▸ What you have to do
Pick out every line in the data below that holds "JSON".

..........

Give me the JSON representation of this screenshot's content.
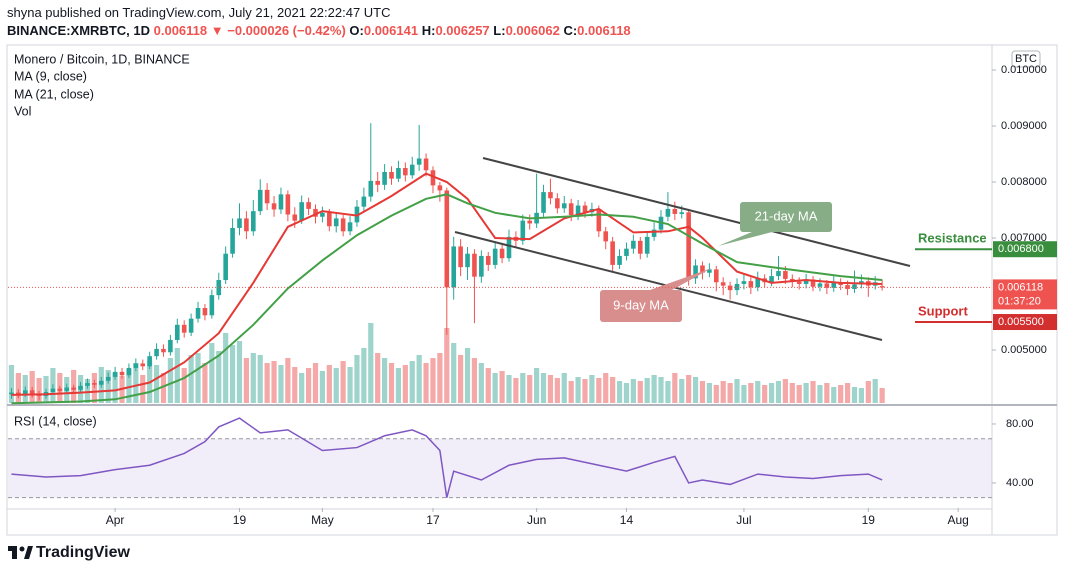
{
  "header": {
    "publisher_line": "shyna published on TradingView.com, July 21, 2021 22:22:47 UTC",
    "symbol": "BINANCE:XMRBTC, 1D",
    "change": "▼ −0.000026 (−0.42%)",
    "ohlc_labels": [
      "O:",
      "H:",
      "L:",
      "C:"
    ],
    "countdown": "01:37:20",
    "currency": "BTC",
    "brand": "TradingView"
  },
  "chart_data": {
    "type": "candlestick",
    "title": "Monero / Bitcoin, 1D, BINANCE",
    "up_color": "#26a69a",
    "down_color": "#ef5350",
    "open": [
      0.00421,
      0.00424,
      0.0042,
      0.00428,
      0.00422,
      0.00418,
      0.00425,
      0.00431,
      0.00427,
      0.00433,
      0.00429,
      0.00436,
      0.00441,
      0.00438,
      0.00445,
      0.00452,
      0.00461,
      0.00455,
      0.00468,
      0.00476,
      0.00471,
      0.00489,
      0.00502,
      0.00496,
      0.00518,
      0.00545,
      0.00531,
      0.00556,
      0.00575,
      0.00562,
      0.00598,
      0.00625,
      0.00672,
      0.00718,
      0.00735,
      0.00712,
      0.00748,
      0.00786,
      0.00762,
      0.00751,
      0.00778,
      0.00742,
      0.00731,
      0.00764,
      0.00752,
      0.00738,
      0.00745,
      0.00721,
      0.00735,
      0.00712,
      0.00728,
      0.00756,
      0.00774,
      0.00802,
      0.00795,
      0.00818,
      0.00806,
      0.00825,
      0.00812,
      0.00831,
      0.00842,
      0.00821,
      0.00794,
      0.00785,
      0.00612,
      0.00685,
      0.00648,
      0.00672,
      0.00631,
      0.00668,
      0.00652,
      0.00681,
      0.00664,
      0.00702,
      0.00695,
      0.00731,
      0.00726,
      0.00745,
      0.00782,
      0.00771,
      0.00753,
      0.00762,
      0.00741,
      0.00758,
      0.00746,
      0.00752,
      0.00712,
      0.00694,
      0.00652,
      0.00668,
      0.00681,
      0.00695,
      0.00672,
      0.00702,
      0.00715,
      0.00738,
      0.00752,
      0.00743,
      0.00746,
      0.00628,
      0.00651,
      0.00638,
      0.00644,
      0.00621,
      0.00615,
      0.00607,
      0.00618,
      0.00623,
      0.00612,
      0.00628,
      0.00621,
      0.00632,
      0.00641,
      0.00627,
      0.00622,
      0.00618,
      0.00626,
      0.00613,
      0.00619,
      0.00611,
      0.00621,
      0.00616,
      0.00609,
      0.00617,
      0.00623,
      0.00615,
      0.006141
    ],
    "high": [
      0.00432,
      0.0043,
      0.00435,
      0.00434,
      0.00427,
      0.00431,
      0.00439,
      0.00436,
      0.0044,
      0.00438,
      0.00443,
      0.00449,
      0.00447,
      0.00452,
      0.0046,
      0.0047,
      0.00468,
      0.00476,
      0.00485,
      0.00483,
      0.00497,
      0.00512,
      0.0051,
      0.00527,
      0.00556,
      0.00553,
      0.00565,
      0.00586,
      0.00582,
      0.00608,
      0.00638,
      0.00685,
      0.00735,
      0.00762,
      0.00748,
      0.00768,
      0.00805,
      0.00798,
      0.00775,
      0.0079,
      0.00785,
      0.00755,
      0.00776,
      0.00772,
      0.0076,
      0.00756,
      0.00752,
      0.00745,
      0.00741,
      0.00739,
      0.00768,
      0.0079,
      0.00905,
      0.00818,
      0.00832,
      0.00828,
      0.00838,
      0.00835,
      0.00845,
      0.00902,
      0.00851,
      0.00828,
      0.008,
      0.0079,
      0.00702,
      0.00698,
      0.00684,
      0.0068,
      0.00678,
      0.00675,
      0.00692,
      0.0069,
      0.00715,
      0.00712,
      0.00742,
      0.00742,
      0.00815,
      0.00795,
      0.00806,
      0.0078,
      0.00775,
      0.0077,
      0.00768,
      0.00765,
      0.00763,
      0.00758,
      0.0072,
      0.00702,
      0.0068,
      0.00692,
      0.00706,
      0.00702,
      0.00712,
      0.00728,
      0.0075,
      0.00782,
      0.00765,
      0.00758,
      0.00752,
      0.00662,
      0.00658,
      0.00655,
      0.0065,
      0.0063,
      0.00622,
      0.00628,
      0.00635,
      0.0063,
      0.0064,
      0.00635,
      0.00645,
      0.00668,
      0.0065,
      0.00635,
      0.0063,
      0.00636,
      0.00632,
      0.00628,
      0.00625,
      0.00632,
      0.00628,
      0.00624,
      0.00642,
      0.00635,
      0.0063,
      0.00632,
      0.006257
    ],
    "low": [
      0.00413,
      0.00414,
      0.00416,
      0.00415,
      0.0041,
      0.00413,
      0.0042,
      0.00421,
      0.00422,
      0.00423,
      0.00425,
      0.00431,
      0.00432,
      0.00433,
      0.0044,
      0.00447,
      0.00449,
      0.0045,
      0.00462,
      0.00464,
      0.00466,
      0.00483,
      0.00488,
      0.0049,
      0.00512,
      0.00522,
      0.00525,
      0.00549,
      0.00553,
      0.00556,
      0.0059,
      0.00618,
      0.00665,
      0.00705,
      0.00698,
      0.00704,
      0.00741,
      0.0075,
      0.00738,
      0.00743,
      0.0073,
      0.00718,
      0.00725,
      0.00741,
      0.00726,
      0.00728,
      0.00712,
      0.0071,
      0.00703,
      0.00705,
      0.0072,
      0.00748,
      0.00765,
      0.00782,
      0.00786,
      0.00795,
      0.008,
      0.00801,
      0.00806,
      0.0082,
      0.0081,
      0.0078,
      0.00765,
      0.00527,
      0.0059,
      0.00632,
      0.00625,
      0.00548,
      0.0062,
      0.00641,
      0.00645,
      0.00655,
      0.00658,
      0.00684,
      0.00688,
      0.00715,
      0.00718,
      0.00738,
      0.0076,
      0.00744,
      0.00745,
      0.0073,
      0.00732,
      0.00736,
      0.00738,
      0.00702,
      0.0068,
      0.0064,
      0.00645,
      0.0066,
      0.00672,
      0.00662,
      0.00665,
      0.00695,
      0.00708,
      0.0073,
      0.00732,
      0.00735,
      0.00615,
      0.00618,
      0.00626,
      0.0063,
      0.00605,
      0.00598,
      0.0059,
      0.00598,
      0.00608,
      0.006,
      0.00605,
      0.00612,
      0.00614,
      0.00625,
      0.00618,
      0.00612,
      0.00608,
      0.0061,
      0.00605,
      0.00605,
      0.006,
      0.00604,
      0.00607,
      0.00598,
      0.00602,
      0.0061,
      0.00595,
      0.00608,
      0.006062
    ],
    "close": [
      0.00424,
      0.0042,
      0.00428,
      0.00422,
      0.00418,
      0.00425,
      0.00431,
      0.00427,
      0.00433,
      0.00429,
      0.00436,
      0.00441,
      0.00438,
      0.00445,
      0.00452,
      0.00461,
      0.00455,
      0.00468,
      0.00476,
      0.00471,
      0.00489,
      0.00502,
      0.00496,
      0.00518,
      0.00545,
      0.00531,
      0.00556,
      0.00575,
      0.00562,
      0.00598,
      0.00625,
      0.00672,
      0.00718,
      0.00735,
      0.00712,
      0.00748,
      0.00786,
      0.00762,
      0.00751,
      0.00778,
      0.00742,
      0.00731,
      0.00764,
      0.00752,
      0.00738,
      0.00745,
      0.00721,
      0.00735,
      0.00712,
      0.00728,
      0.00756,
      0.00774,
      0.00802,
      0.00795,
      0.00818,
      0.00806,
      0.00825,
      0.00812,
      0.00831,
      0.00842,
      0.00821,
      0.00794,
      0.00785,
      0.00612,
      0.00685,
      0.00648,
      0.00672,
      0.00631,
      0.00668,
      0.00652,
      0.00681,
      0.00664,
      0.00702,
      0.00695,
      0.00731,
      0.00726,
      0.00745,
      0.00782,
      0.00771,
      0.00753,
      0.00762,
      0.00741,
      0.00758,
      0.00746,
      0.00752,
      0.00712,
      0.00694,
      0.00652,
      0.00668,
      0.00681,
      0.00695,
      0.00672,
      0.00702,
      0.00715,
      0.00738,
      0.00752,
      0.00743,
      0.00746,
      0.00628,
      0.00651,
      0.00638,
      0.00644,
      0.00621,
      0.00615,
      0.00607,
      0.00618,
      0.00623,
      0.00612,
      0.00628,
      0.00621,
      0.00632,
      0.00641,
      0.00627,
      0.00622,
      0.00618,
      0.00626,
      0.00613,
      0.00619,
      0.00611,
      0.00621,
      0.00616,
      0.00609,
      0.00617,
      0.00623,
      0.00615,
      0.00621,
      0.006118
    ],
    "xlim": [
      -0.5,
      141.9
    ],
    "xticks": [
      {
        "value": 15,
        "label": "Apr"
      },
      {
        "value": 33,
        "label": "19"
      },
      {
        "value": 45,
        "label": "May"
      },
      {
        "value": 61,
        "label": "17"
      },
      {
        "value": 76,
        "label": "Jun"
      },
      {
        "value": 89,
        "label": "14"
      },
      {
        "value": 106,
        "label": "Jul"
      },
      {
        "value": 124,
        "label": "19"
      },
      {
        "value": 137,
        "label": "Aug"
      }
    ],
    "ylim": [
      0.004054,
      0.010429
    ],
    "yticks": [
      {
        "value": 0.01,
        "label": "0.010000"
      },
      {
        "value": 0.009,
        "label": "0.009000"
      },
      {
        "value": 0.008,
        "label": "0.008000"
      },
      {
        "value": 0.007,
        "label": "0.007000"
      },
      {
        "value": 0.005,
        "label": "0.005000"
      }
    ],
    "series": [
      {
        "name": "MA (9, close)",
        "color": "#e53935",
        "x": [
          0,
          5,
          10,
          15,
          20,
          25,
          30,
          35,
          40,
          45,
          50,
          55,
          60,
          63,
          66,
          70,
          75,
          80,
          85,
          90,
          95,
          98,
          100,
          105,
          110,
          115,
          120,
          126
        ],
        "values": [
          0.0042,
          0.00421,
          0.00424,
          0.00428,
          0.00442,
          0.00478,
          0.0053,
          0.0062,
          0.0072,
          0.00748,
          0.0074,
          0.00775,
          0.00815,
          0.008,
          0.0077,
          0.007,
          0.00698,
          0.00735,
          0.00752,
          0.0071,
          0.00712,
          0.0072,
          0.007,
          0.0064,
          0.0062,
          0.00625,
          0.0062,
          0.00618
        ]
      },
      {
        "name": "MA (21, close)",
        "color": "#43a047",
        "x": [
          0,
          10,
          15,
          20,
          25,
          30,
          35,
          40,
          45,
          50,
          55,
          60,
          63,
          66,
          70,
          75,
          80,
          85,
          90,
          95,
          100,
          105,
          110,
          115,
          120,
          126
        ],
        "values": [
          0.00405,
          0.00408,
          0.00412,
          0.00425,
          0.0045,
          0.0049,
          0.00545,
          0.0061,
          0.0066,
          0.00705,
          0.0074,
          0.0077,
          0.00778,
          0.00762,
          0.00745,
          0.00735,
          0.00738,
          0.00742,
          0.00738,
          0.00725,
          0.0069,
          0.00657,
          0.00648,
          0.0064,
          0.00632,
          0.00625
        ]
      }
    ],
    "volume": {
      "name": "Vol",
      "ylim": [
        0,
        100
      ],
      "up_color": "#9fd4cd",
      "down_color": "#f4a9a8",
      "values": [
        38,
        30,
        28,
        32,
        25,
        27,
        35,
        30,
        26,
        33,
        28,
        24,
        30,
        36,
        33,
        30,
        27,
        34,
        40,
        28,
        42,
        38,
        30,
        45,
        55,
        35,
        48,
        50,
        40,
        60,
        52,
        70,
        58,
        62,
        45,
        50,
        48,
        40,
        42,
        38,
        45,
        36,
        30,
        35,
        40,
        32,
        38,
        35,
        42,
        36,
        48,
        55,
        80,
        50,
        45,
        40,
        35,
        38,
        42,
        48,
        40,
        45,
        50,
        75,
        60,
        48,
        55,
        45,
        40,
        35,
        30,
        32,
        28,
        25,
        30,
        28,
        35,
        30,
        28,
        25,
        30,
        22,
        26,
        24,
        28,
        25,
        30,
        26,
        22,
        20,
        24,
        22,
        25,
        28,
        26,
        22,
        30,
        24,
        28,
        26,
        22,
        20,
        18,
        22,
        20,
        24,
        18,
        20,
        22,
        18,
        20,
        22,
        24,
        20,
        18,
        20,
        22,
        18,
        20,
        16,
        18,
        20,
        16,
        15,
        22,
        24,
        15
      ]
    },
    "levels": [
      {
        "name": "Resistance",
        "value": 0.0068,
        "label": "0.006800",
        "color": "#388e3c"
      },
      {
        "name": "Support",
        "value": 0.0055,
        "label": "0.005500",
        "color": "#d32f2f"
      }
    ],
    "ma_notes": [
      {
        "text": "21-day MA",
        "color": "#86ad86"
      },
      {
        "text": "9-day MA",
        "color": "#d98e8e"
      }
    ],
    "rsi": {
      "name": "RSI (14, close)",
      "color": "#7e57c2",
      "band": [
        30,
        70
      ],
      "ylim": [
        23,
        92.2
      ],
      "yticks": [
        {
          "value": 80,
          "label": "80.00"
        },
        {
          "value": 40,
          "label": "40.00"
        }
      ],
      "x": [
        0,
        5,
        10,
        15,
        20,
        25,
        28,
        30,
        33,
        36,
        40,
        45,
        50,
        54,
        58,
        60,
        62,
        63,
        64,
        68,
        72,
        76,
        80,
        85,
        89,
        93,
        96,
        98,
        100,
        104,
        108,
        112,
        116,
        120,
        124,
        126
      ],
      "values": [
        46,
        44,
        45,
        49,
        52,
        60,
        68,
        78,
        84,
        74,
        76,
        62,
        64,
        72,
        76,
        72,
        62,
        30,
        48,
        42,
        52,
        56,
        57,
        52,
        48,
        54,
        58,
        40,
        42,
        39,
        46,
        44,
        43,
        45,
        46,
        42
      ]
    }
  }
}
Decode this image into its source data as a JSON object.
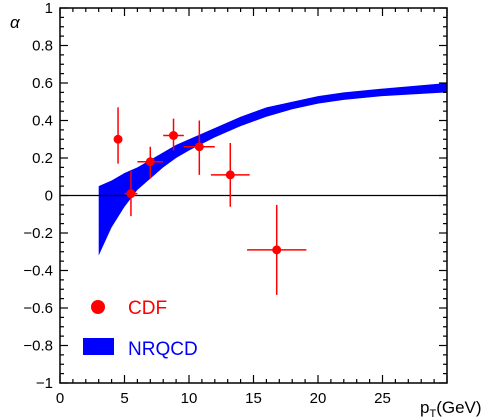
{
  "chart_data": {
    "type": "scatter",
    "xlabel": "p",
    "xlabel_sub": "T",
    "xlabel_unit": "(GeV)",
    "ylabel": "α",
    "xlim": [
      0,
      30
    ],
    "ylim": [
      -1,
      1
    ],
    "x_ticks": [
      0,
      5,
      10,
      15,
      20,
      25
    ],
    "y_ticks": [
      -1,
      -0.8,
      -0.6,
      -0.4,
      -0.2,
      0,
      0.2,
      0.4,
      0.6,
      0.8,
      1
    ],
    "y_tick_labels": [
      "−1",
      "−0.8",
      "−0.6",
      "−0.4",
      "−0.2",
      "0",
      "0.2",
      "0.4",
      "0.6",
      "0.8",
      "1"
    ],
    "zero_line": true,
    "grid": false,
    "legend_position": "bottom-left",
    "series": [
      {
        "name": "CDF",
        "kind": "points-with-errors",
        "color": "#ff0000",
        "points": [
          {
            "x": 4.5,
            "y": 0.3,
            "xerr": 0.0,
            "yerr_lo": 0.13,
            "yerr_hi": 0.17
          },
          {
            "x": 5.5,
            "y": 0.01,
            "xerr": 0.5,
            "yerr_lo": 0.12,
            "yerr_hi": 0.12
          },
          {
            "x": 7.0,
            "y": 0.18,
            "xerr": 1.0,
            "yerr_lo": 0.09,
            "yerr_hi": 0.08
          },
          {
            "x": 8.8,
            "y": 0.32,
            "xerr": 0.8,
            "yerr_lo": 0.08,
            "yerr_hi": 0.09
          },
          {
            "x": 10.8,
            "y": 0.26,
            "xerr": 1.2,
            "yerr_lo": 0.15,
            "yerr_hi": 0.14
          },
          {
            "x": 13.2,
            "y": 0.11,
            "xerr": 1.5,
            "yerr_lo": 0.17,
            "yerr_hi": 0.17
          },
          {
            "x": 16.8,
            "y": -0.29,
            "xerr": 2.3,
            "yerr_lo": 0.24,
            "yerr_hi": 0.24
          }
        ]
      },
      {
        "name": "NRQCD",
        "kind": "band",
        "color": "#0000ff",
        "x": [
          3.0,
          4.0,
          5.0,
          6.0,
          7.0,
          8.0,
          9.0,
          10.0,
          12.0,
          14.0,
          16.0,
          18.0,
          20.0,
          22.0,
          25.0,
          30.0
        ],
        "lower": [
          -0.32,
          -0.17,
          -0.06,
          0.03,
          0.09,
          0.15,
          0.2,
          0.24,
          0.31,
          0.37,
          0.42,
          0.46,
          0.49,
          0.51,
          0.53,
          0.55
        ],
        "upper": [
          0.05,
          0.08,
          0.12,
          0.15,
          0.19,
          0.23,
          0.27,
          0.3,
          0.36,
          0.42,
          0.47,
          0.5,
          0.53,
          0.55,
          0.57,
          0.6
        ]
      }
    ]
  }
}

..........

▸ Complete response
Give me the JSON representation of this screenshot's content.
Decode this image into its source data as a JSON object.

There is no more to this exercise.